**What you need to do:**
Write out all of the data without omission, exactly as shown.

-----

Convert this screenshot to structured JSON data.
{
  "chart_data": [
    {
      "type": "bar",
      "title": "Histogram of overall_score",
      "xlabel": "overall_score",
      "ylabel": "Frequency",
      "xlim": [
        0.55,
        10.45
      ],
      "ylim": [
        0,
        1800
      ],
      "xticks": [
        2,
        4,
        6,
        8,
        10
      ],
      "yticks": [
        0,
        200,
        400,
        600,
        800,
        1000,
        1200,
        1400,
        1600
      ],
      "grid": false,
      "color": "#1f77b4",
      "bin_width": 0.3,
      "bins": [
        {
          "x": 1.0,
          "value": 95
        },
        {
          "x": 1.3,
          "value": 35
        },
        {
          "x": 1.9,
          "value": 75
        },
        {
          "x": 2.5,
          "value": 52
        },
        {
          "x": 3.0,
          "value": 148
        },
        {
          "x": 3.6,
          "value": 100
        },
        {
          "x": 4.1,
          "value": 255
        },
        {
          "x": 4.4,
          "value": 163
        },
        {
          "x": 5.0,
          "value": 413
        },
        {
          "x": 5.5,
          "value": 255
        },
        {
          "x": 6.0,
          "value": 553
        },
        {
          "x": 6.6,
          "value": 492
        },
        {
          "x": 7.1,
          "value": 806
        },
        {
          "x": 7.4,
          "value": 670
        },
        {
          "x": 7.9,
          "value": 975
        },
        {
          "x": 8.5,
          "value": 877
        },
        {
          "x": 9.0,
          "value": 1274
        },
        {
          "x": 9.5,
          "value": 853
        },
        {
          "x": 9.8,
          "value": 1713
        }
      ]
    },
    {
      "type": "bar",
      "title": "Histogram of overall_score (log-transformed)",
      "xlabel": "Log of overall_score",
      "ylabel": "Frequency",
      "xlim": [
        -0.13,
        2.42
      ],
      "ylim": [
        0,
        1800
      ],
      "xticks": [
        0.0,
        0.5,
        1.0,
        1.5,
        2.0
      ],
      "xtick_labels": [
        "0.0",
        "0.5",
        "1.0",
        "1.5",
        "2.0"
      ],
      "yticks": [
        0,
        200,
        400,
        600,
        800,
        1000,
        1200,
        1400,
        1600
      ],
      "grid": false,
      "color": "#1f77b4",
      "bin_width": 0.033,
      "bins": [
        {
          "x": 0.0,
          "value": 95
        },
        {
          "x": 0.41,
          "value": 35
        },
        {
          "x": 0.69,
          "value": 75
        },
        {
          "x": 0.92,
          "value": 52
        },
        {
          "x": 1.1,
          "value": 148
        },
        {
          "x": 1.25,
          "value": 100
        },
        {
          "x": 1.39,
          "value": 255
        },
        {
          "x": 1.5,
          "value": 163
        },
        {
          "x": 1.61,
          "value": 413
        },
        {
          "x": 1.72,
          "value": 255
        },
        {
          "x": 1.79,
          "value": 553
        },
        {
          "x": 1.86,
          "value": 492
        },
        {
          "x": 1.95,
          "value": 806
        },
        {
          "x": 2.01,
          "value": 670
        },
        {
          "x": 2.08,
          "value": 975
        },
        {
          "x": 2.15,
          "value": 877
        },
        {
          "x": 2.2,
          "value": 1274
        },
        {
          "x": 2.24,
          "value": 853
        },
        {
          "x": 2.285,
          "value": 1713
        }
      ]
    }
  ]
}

-----

**Answer to the task:**
Convert this screenshot to structured JSON data.
{
  "chart_data": [
    {
      "type": "bar",
      "title": "Histogram of overall_score",
      "xlabel": "overall_score",
      "ylabel": "Frequency",
      "xlim": [
        0.55,
        10.45
      ],
      "ylim": [
        0,
        1800
      ],
      "xticks": [
        2,
        4,
        6,
        8,
        10
      ],
      "yticks": [
        0,
        200,
        400,
        600,
        800,
        1000,
        1200,
        1400,
        1600
      ],
      "grid": false,
      "color": "#1f77b4",
      "bin_width": 0.3,
      "bins": [
        {
          "x": 1.0,
          "value": 95
        },
        {
          "x": 1.3,
          "value": 35
        },
        {
          "x": 1.9,
          "value": 75
        },
        {
          "x": 2.5,
          "value": 52
        },
        {
          "x": 3.0,
          "value": 148
        },
        {
          "x": 3.6,
          "value": 100
        },
        {
          "x": 4.1,
          "value": 255
        },
        {
          "x": 4.4,
          "value": 163
        },
        {
          "x": 5.0,
          "value": 413
        },
        {
          "x": 5.5,
          "value": 255
        },
        {
          "x": 6.0,
          "value": 553
        },
        {
          "x": 6.6,
          "value": 492
        },
        {
          "x": 7.1,
          "value": 806
        },
        {
          "x": 7.4,
          "value": 670
        },
        {
          "x": 7.9,
          "value": 975
        },
        {
          "x": 8.5,
          "value": 877
        },
        {
          "x": 9.0,
          "value": 1274
        },
        {
          "x": 9.5,
          "value": 853
        },
        {
          "x": 9.8,
          "value": 1713
        }
      ]
    },
    {
      "type": "bar",
      "title": "Histogram of overall_score (log-transformed)",
      "xlabel": "Log of overall_score",
      "ylabel": "Frequency",
      "xlim": [
        -0.13,
        2.42
      ],
      "ylim": [
        0,
        1800
      ],
      "xticks": [
        0.0,
        0.5,
        1.0,
        1.5,
        2.0
      ],
      "xtick_labels": [
        "0.0",
        "0.5",
        "1.0",
        "1.5",
        "2.0"
      ],
      "yticks": [
        0,
        200,
        400,
        600,
        800,
        1000,
        1200,
        1400,
        1600
      ],
      "grid": false,
      "color": "#1f77b4",
      "bin_width": 0.033,
      "bins": [
        {
          "x": 0.0,
          "value": 95
        },
        {
          "x": 0.41,
          "value": 35
        },
        {
          "x": 0.69,
          "value": 75
        },
        {
          "x": 0.92,
          "value": 52
        },
        {
          "x": 1.1,
          "value": 148
        },
        {
          "x": 1.25,
          "value": 100
        },
        {
          "x": 1.39,
          "value": 255
        },
        {
          "x": 1.5,
          "value": 163
        },
        {
          "x": 1.61,
          "value": 413
        },
        {
          "x": 1.72,
          "value": 255
        },
        {
          "x": 1.79,
          "value": 553
        },
        {
          "x": 1.86,
          "value": 492
        },
        {
          "x": 1.95,
          "value": 806
        },
        {
          "x": 2.01,
          "value": 670
        },
        {
          "x": 2.08,
          "value": 975
        },
        {
          "x": 2.15,
          "value": 877
        },
        {
          "x": 2.2,
          "value": 1274
        },
        {
          "x": 2.24,
          "value": 853
        },
        {
          "x": 2.285,
          "value": 1713
        }
      ]
    }
  ]
}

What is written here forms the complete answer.